GIVEN INSTRUCTION:
The entries below should be output exactly as written.

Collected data
==================================================

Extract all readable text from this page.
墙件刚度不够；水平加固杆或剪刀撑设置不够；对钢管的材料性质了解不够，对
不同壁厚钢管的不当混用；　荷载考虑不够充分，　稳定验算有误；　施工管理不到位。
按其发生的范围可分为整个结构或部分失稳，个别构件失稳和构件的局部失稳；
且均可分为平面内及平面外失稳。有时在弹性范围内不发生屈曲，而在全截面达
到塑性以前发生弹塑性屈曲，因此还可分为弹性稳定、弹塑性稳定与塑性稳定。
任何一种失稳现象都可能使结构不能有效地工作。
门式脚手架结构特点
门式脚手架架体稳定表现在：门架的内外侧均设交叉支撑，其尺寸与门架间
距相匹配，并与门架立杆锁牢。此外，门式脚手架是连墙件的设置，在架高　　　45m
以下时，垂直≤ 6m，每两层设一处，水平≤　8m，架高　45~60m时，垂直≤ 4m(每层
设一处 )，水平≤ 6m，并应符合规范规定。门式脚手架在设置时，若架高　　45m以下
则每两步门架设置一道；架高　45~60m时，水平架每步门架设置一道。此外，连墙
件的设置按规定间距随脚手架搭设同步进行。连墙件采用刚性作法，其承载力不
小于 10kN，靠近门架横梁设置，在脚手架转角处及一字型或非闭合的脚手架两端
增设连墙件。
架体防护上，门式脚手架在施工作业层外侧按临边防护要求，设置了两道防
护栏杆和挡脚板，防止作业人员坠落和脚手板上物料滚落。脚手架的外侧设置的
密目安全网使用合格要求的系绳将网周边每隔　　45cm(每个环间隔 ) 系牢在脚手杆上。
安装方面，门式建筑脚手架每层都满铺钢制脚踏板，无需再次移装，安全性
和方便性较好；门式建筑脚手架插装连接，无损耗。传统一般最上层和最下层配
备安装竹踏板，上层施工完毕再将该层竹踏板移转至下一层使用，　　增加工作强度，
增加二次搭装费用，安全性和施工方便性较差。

==================================================

WRITTEN SOLUTION:
Extract all readable text from this page.
墙件刚度不够；水平加固杆或剪刀撑设置不够；对钢管的材料性质了解不够，对
不同壁厚钢管的不当混用；　荷载考虑不够充分，　稳定验算有误；　施工管理不到位。
按其发生的范围可分为整个结构或部分失稳，个别构件失稳和构件的局部失稳；
且均可分为平面内及平面外失稳。有时在弹性范围内不发生屈曲，而在全截面达
到塑性以前发生弹塑性屈曲，因此还可分为弹性稳定、弹塑性稳定与塑性稳定。
任何一种失稳现象都可能使结构不能有效地工作。
门式脚手架结构特点
门式脚手架架体稳定表现在：门架的内外侧均设交叉支撑，其尺寸与门架间
距相匹配，并与门架立杆锁牢。此外，门式脚手架是连墙件的设置，在架高　　　45m
以下时，垂直≤ 6m，每两层设一处，水平≤　8m，架高　45~60m时，垂直≤ 4m(每层
设一处 )，水平≤ 6m，并应符合规范规定。门式脚手架在设置时，若架高　　45m以下
则每两步门架设置一道；架高　45~60m时，水平架每步门架设置一道。此外，连墙
件的设置按规定间距随脚手架搭设同步进行。连墙件采用刚性作法，其承载力不
小于 10kN，靠近门架横梁设置，在脚手架转角处及一字型或非闭合的脚手架两端
增设连墙件。
架体防护上，门式脚手架在施工作业层外侧按临边防护要求，设置了两道防
护栏杆和挡脚板，防止作业人员坠落和脚手板上物料滚落。脚手架的外侧设置的
密目安全网使用合格要求的系绳将网周边每隔　　45cm(每个环间隔 ) 系牢在脚手杆上。
安装方面，门式建筑脚手架每层都满铺钢制脚踏板，无需再次移装，安全性
和方便性较好；门式建筑脚手架插装连接，无损耗。传统一般最上层和最下层配
备安装竹踏板，上层施工完毕再将该层竹踏板移转至下一层使用，　　增加工作强度，
增加二次搭装费用，安全性和施工方便性较差。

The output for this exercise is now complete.